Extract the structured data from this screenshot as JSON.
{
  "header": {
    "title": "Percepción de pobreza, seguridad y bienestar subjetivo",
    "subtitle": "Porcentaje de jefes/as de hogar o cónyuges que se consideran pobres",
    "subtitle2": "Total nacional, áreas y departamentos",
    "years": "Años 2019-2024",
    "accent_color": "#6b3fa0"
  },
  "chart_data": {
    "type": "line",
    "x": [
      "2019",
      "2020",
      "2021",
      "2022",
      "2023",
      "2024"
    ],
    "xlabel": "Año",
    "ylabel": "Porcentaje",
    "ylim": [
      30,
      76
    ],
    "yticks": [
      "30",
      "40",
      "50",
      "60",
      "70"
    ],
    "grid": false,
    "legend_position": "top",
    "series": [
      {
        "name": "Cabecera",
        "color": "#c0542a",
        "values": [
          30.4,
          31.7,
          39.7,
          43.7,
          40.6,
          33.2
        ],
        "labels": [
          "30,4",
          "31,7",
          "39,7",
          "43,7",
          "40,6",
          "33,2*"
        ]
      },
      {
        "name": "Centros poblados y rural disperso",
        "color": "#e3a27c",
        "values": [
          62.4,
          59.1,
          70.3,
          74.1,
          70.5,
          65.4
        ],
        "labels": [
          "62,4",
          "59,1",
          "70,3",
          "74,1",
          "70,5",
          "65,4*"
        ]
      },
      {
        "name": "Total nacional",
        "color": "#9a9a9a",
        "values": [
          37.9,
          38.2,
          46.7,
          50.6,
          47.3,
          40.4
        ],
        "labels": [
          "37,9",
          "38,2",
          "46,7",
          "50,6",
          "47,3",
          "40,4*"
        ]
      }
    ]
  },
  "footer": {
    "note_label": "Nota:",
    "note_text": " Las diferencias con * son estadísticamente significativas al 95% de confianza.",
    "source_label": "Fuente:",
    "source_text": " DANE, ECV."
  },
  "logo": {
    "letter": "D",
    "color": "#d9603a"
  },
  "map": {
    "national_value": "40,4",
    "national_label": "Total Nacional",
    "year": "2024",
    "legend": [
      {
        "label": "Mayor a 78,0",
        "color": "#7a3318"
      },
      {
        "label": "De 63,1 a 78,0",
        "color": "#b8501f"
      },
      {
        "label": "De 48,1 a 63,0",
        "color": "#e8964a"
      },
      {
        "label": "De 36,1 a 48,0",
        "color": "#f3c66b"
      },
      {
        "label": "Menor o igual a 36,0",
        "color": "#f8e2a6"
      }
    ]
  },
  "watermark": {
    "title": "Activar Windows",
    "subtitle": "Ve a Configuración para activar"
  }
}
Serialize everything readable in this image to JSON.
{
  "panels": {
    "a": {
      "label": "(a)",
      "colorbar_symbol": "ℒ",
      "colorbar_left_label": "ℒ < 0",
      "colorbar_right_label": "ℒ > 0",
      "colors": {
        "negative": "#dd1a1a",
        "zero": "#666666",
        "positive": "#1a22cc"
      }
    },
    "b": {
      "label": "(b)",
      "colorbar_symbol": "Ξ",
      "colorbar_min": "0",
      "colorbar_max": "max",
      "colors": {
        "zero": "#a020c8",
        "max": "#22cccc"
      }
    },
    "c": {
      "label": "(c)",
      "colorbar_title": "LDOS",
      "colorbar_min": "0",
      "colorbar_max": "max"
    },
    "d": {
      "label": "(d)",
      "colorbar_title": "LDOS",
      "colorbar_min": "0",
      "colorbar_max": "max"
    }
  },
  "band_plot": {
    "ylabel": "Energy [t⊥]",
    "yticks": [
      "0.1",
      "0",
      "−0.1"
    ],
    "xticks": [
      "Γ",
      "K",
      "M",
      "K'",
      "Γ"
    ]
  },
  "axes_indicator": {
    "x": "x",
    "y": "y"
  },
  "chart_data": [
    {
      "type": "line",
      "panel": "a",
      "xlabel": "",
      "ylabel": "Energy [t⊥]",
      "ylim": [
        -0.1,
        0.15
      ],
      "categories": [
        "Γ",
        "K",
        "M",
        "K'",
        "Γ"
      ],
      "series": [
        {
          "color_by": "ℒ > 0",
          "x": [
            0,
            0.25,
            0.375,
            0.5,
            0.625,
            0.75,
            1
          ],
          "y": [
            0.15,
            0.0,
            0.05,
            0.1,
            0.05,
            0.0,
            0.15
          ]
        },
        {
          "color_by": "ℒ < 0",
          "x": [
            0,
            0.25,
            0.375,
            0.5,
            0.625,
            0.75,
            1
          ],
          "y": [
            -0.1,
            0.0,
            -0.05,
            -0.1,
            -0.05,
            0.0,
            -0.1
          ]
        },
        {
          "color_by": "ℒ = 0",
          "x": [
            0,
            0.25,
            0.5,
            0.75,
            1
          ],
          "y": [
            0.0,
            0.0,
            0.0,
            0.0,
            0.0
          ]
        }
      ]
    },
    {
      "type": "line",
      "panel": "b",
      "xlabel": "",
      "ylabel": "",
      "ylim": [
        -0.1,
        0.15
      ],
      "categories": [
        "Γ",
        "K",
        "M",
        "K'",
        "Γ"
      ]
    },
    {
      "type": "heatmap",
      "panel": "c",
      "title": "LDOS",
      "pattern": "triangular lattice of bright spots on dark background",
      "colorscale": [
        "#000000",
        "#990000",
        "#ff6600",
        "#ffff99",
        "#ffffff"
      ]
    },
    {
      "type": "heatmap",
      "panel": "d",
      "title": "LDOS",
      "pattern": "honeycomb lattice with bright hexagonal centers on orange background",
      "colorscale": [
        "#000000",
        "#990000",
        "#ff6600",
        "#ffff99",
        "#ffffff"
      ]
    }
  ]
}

> _WORK TO BE COMPLETED_
Make an exact copy of the data above.

> _OUTPUT OF THE EXERCISE_
Extract the structured data from this screenshot as JSON.
{
  "header": {
    "title": "Percepción de pobreza, seguridad y bienestar subjetivo",
    "subtitle": "Porcentaje de jefes/as de hogar o cónyuges que se consideran pobres",
    "subtitle2": "Total nacional, áreas y departamentos",
    "years": "Años 2019-2024",
    "accent_color": "#6b3fa0"
  },
  "chart_data": {
    "type": "line",
    "x": [
      "2019",
      "2020",
      "2021",
      "2022",
      "2023",
      "2024"
    ],
    "xlabel": "Año",
    "ylabel": "Porcentaje",
    "ylim": [
      30,
      76
    ],
    "yticks": [
      "30",
      "40",
      "50",
      "60",
      "70"
    ],
    "grid": false,
    "legend_position": "top",
    "series": [
      {
        "name": "Cabecera",
        "color": "#c0542a",
        "values": [
          30.4,
          31.7,
          39.7,
          43.7,
          40.6,
          33.2
        ],
        "labels": [
          "30,4",
          "31,7",
          "39,7",
          "43,7",
          "40,6",
          "33,2*"
        ]
      },
      {
        "name": "Centros poblados y rural disperso",
        "color": "#e3a27c",
        "values": [
          62.4,
          59.1,
          70.3,
          74.1,
          70.5,
          65.4
        ],
        "labels": [
          "62,4",
          "59,1",
          "70,3",
          "74,1",
          "70,5",
          "65,4*"
        ]
      },
      {
        "name": "Total nacional",
        "color": "#9a9a9a",
        "values": [
          37.9,
          38.2,
          46.7,
          50.6,
          47.3,
          40.4
        ],
        "labels": [
          "37,9",
          "38,2",
          "46,7",
          "50,6",
          "47,3",
          "40,4*"
        ]
      }
    ]
  },
  "footer": {
    "note_label": "Nota:",
    "note_text": " Las diferencias con * son estadísticamente significativas al 95% de confianza.",
    "source_label": "Fuente:",
    "source_text": " DANE, ECV."
  },
  "logo": {
    "letter": "D",
    "color": "#d9603a"
  },
  "map": {
    "national_value": "40,4",
    "national_label": "Total Nacional",
    "year": "2024",
    "legend": [
      {
        "label": "Mayor a 78,0",
        "color": "#7a3318"
      },
      {
        "label": "De 63,1 a 78,0",
        "color": "#b8501f"
      },
      {
        "label": "De 48,1 a 63,0",
        "color": "#e8964a"
      },
      {
        "label": "De 36,1 a 48,0",
        "color": "#f3c66b"
      },
      {
        "label": "Menor o igual a 36,0",
        "color": "#f8e2a6"
      }
    ]
  },
  "watermark": {
    "title": "Activar Windows",
    "subtitle": "Ve a Configuración para activar"
  }
}
Serialize everything readable in this image to JSON.
{
  "panels": {
    "a": {
      "label": "(a)",
      "colorbar_symbol": "ℒ",
      "colorbar_left_label": "ℒ < 0",
      "colorbar_right_label": "ℒ > 0",
      "colors": {
        "negative": "#dd1a1a",
        "zero": "#666666",
        "positive": "#1a22cc"
      }
    },
    "b": {
      "label": "(b)",
      "colorbar_symbol": "Ξ",
      "colorbar_min": "0",
      "colorbar_max": "max",
      "colors": {
        "zero": "#a020c8",
        "max": "#22cccc"
      }
    },
    "c": {
      "label": "(c)",
      "colorbar_title": "LDOS",
      "colorbar_min": "0",
      "colorbar_max": "max"
    },
    "d": {
      "label": "(d)",
      "colorbar_title": "LDOS",
      "colorbar_min": "0",
      "colorbar_max": "max"
    }
  },
  "band_plot": {
    "ylabel": "Energy [t⊥]",
    "yticks": [
      "0.1",
      "0",
      "−0.1"
    ],
    "xticks": [
      "Γ",
      "K",
      "M",
      "K'",
      "Γ"
    ]
  },
  "axes_indicator": {
    "x": "x",
    "y": "y"
  },
  "chart_data": [
    {
      "type": "line",
      "panel": "a",
      "xlabel": "",
      "ylabel": "Energy [t⊥]",
      "ylim": [
        -0.1,
        0.15
      ],
      "categories": [
        "Γ",
        "K",
        "M",
        "K'",
        "Γ"
      ],
      "series": [
        {
          "color_by": "ℒ > 0",
          "x": [
            0,
            0.25,
            0.375,
            0.5,
            0.625,
            0.75,
            1
          ],
          "y": [
            0.15,
            0.0,
            0.05,
            0.1,
            0.05,
            0.0,
            0.15
          ]
        },
        {
          "color_by": "ℒ < 0",
          "x": [
            0,
            0.25,
            0.375,
            0.5,
            0.625,
            0.75,
            1
          ],
          "y": [
            -0.1,
            0.0,
            -0.05,
            -0.1,
            -0.05,
            0.0,
            -0.1
          ]
        },
        {
          "color_by": "ℒ = 0",
          "x": [
            0,
            0.25,
            0.5,
            0.75,
            1
          ],
          "y": [
            0.0,
            0.0,
            0.0,
            0.0,
            0.0
          ]
        }
      ]
    },
    {
      "type": "line",
      "panel": "b",
      "xlabel": "",
      "ylabel": "",
      "ylim": [
        -0.1,
        0.15
      ],
      "categories": [
        "Γ",
        "K",
        "M",
        "K'",
        "Γ"
      ]
    },
    {
      "type": "heatmap",
      "panel": "c",
      "title": "LDOS",
      "pattern": "triangular lattice of bright spots on dark background",
      "colorscale": [
        "#000000",
        "#990000",
        "#ff6600",
        "#ffff99",
        "#ffffff"
      ]
    },
    {
      "type": "heatmap",
      "panel": "d",
      "title": "LDOS",
      "pattern": "honeycomb lattice with bright hexagonal centers on orange background",
      "colorscale": [
        "#000000",
        "#990000",
        "#ff6600",
        "#ffff99",
        "#ffffff"
      ]
    }
  ]
}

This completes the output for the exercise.